Extract every line from the records below that contains the word "structured".

"""

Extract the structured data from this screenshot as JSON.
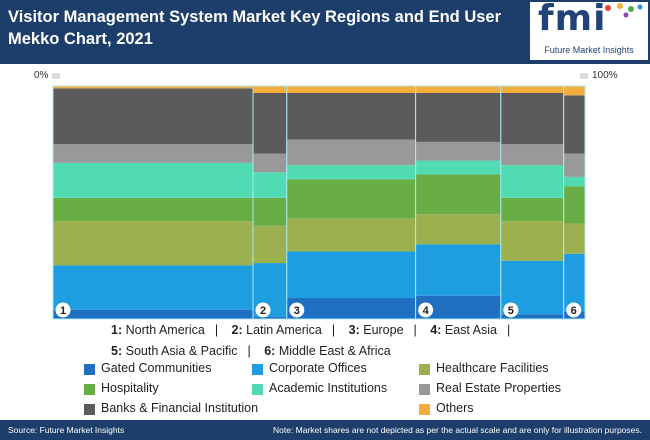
{
  "title": "Visitor Management System Market Key Regions and End User Mekko Chart, 2021",
  "logo": {
    "text": "fmi",
    "subtitle": "Future Market Insights"
  },
  "scale": {
    "min_label": "0%",
    "max_label": "100%"
  },
  "chart_data": {
    "type": "mekko",
    "title": "Visitor Management System Market Key Regions and End User Mekko Chart, 2021",
    "columns": [
      {
        "id": "1",
        "name": "North America",
        "width_share": 38.5
      },
      {
        "id": "2",
        "name": "Latin America",
        "width_share": 6.5
      },
      {
        "id": "3",
        "name": "Europe",
        "width_share": 24.8
      },
      {
        "id": "4",
        "name": "East Asia",
        "width_share": 16.4
      },
      {
        "id": "5",
        "name": "South Asia & Pacific",
        "width_share": 12.1
      },
      {
        "id": "6",
        "name": "Middle East & Africa",
        "width_share": 4.1
      }
    ],
    "series": [
      {
        "name": "Gated Communities",
        "color": "#1f6fc2",
        "values": [
          4,
          1,
          9,
          10,
          2,
          3
        ]
      },
      {
        "name": "Corporate Offices",
        "color": "#1e9ee0",
        "values": [
          19,
          23,
          20,
          22,
          23,
          25
        ]
      },
      {
        "name": "Healthcare Facilities",
        "color": "#9cb050",
        "values": [
          19,
          16,
          14,
          13,
          17,
          13
        ]
      },
      {
        "name": "Hospitality",
        "color": "#69ad47",
        "values": [
          10,
          12,
          17,
          17,
          10,
          16
        ]
      },
      {
        "name": "Academic Institutions",
        "color": "#50dbb2",
        "values": [
          15,
          11,
          6,
          6,
          14,
          4
        ]
      },
      {
        "name": "Real Estate Properties",
        "color": "#999999",
        "values": [
          8,
          8,
          11,
          8,
          9,
          10
        ]
      },
      {
        "name": "Banks & Financial Institution",
        "color": "#5b5b5b",
        "values": [
          24,
          26,
          20,
          21,
          22,
          25
        ]
      },
      {
        "name": "Others",
        "color": "#f4ad3c",
        "values": [
          1,
          3,
          3,
          3,
          3,
          4
        ]
      }
    ]
  },
  "region_key": {
    "line1": [
      {
        "num": "1:",
        "name": "North America"
      },
      {
        "num": "2:",
        "name": "Latin America"
      },
      {
        "num": "3:",
        "name": "Europe"
      },
      {
        "num": "4:",
        "name": "East Asia"
      }
    ],
    "line2": [
      {
        "num": "5:",
        "name": "South Asia & Pacific"
      },
      {
        "num": "6:",
        "name": "Middle East & Africa"
      }
    ]
  },
  "footer": {
    "source": "Source: Future Market Insights",
    "note": "Note: Market shares are not depicted as per the actual scale and are only for illustration purposes."
  }
}
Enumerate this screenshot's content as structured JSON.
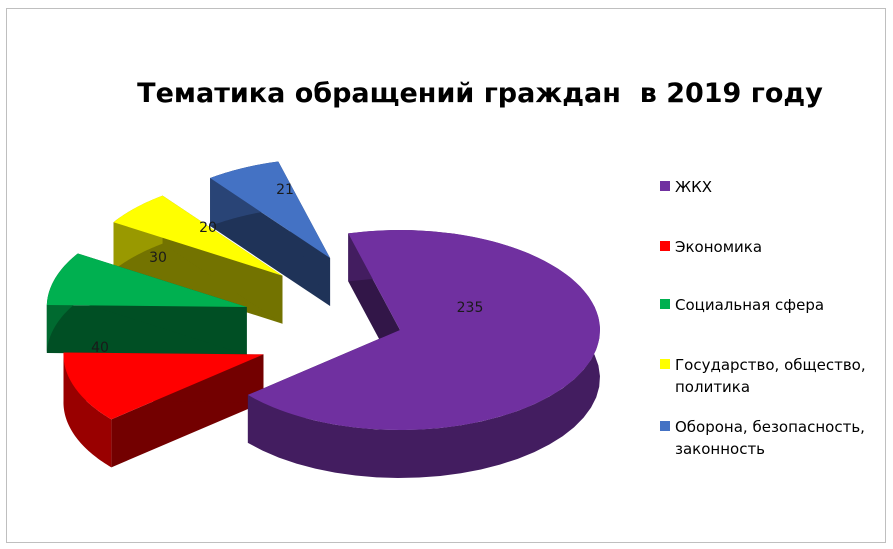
{
  "chart_data": {
    "type": "pie",
    "title": "Тематика обращений граждан  в 2019 году",
    "slices": [
      {
        "name": "ЖКХ",
        "value": 235,
        "color": "#7030A0"
      },
      {
        "name": "Экономика",
        "value": 40,
        "color": "#FF0000"
      },
      {
        "name": "Социальная сфера",
        "value": 30,
        "color": "#00B050"
      },
      {
        "name": "Государство, общество, политика",
        "value": 20,
        "color": "#FFFF00"
      },
      {
        "name": "Оборона, безопасность, законность",
        "value": 21,
        "color": "#4472C4"
      }
    ],
    "legend_position": "right",
    "style": "3d-exploded"
  },
  "legend_lines": [
    [
      "ЖКХ"
    ],
    [
      "Экономика"
    ],
    [
      "Социальная сфера"
    ],
    [
      "Государство, общество,",
      "политика"
    ],
    [
      "Оборона, безопасность,",
      "законность"
    ]
  ]
}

"""

Expected answer>
Extract the structured data from this screenshot as JSON.
Enumerate this screenshot's content as structured JSON.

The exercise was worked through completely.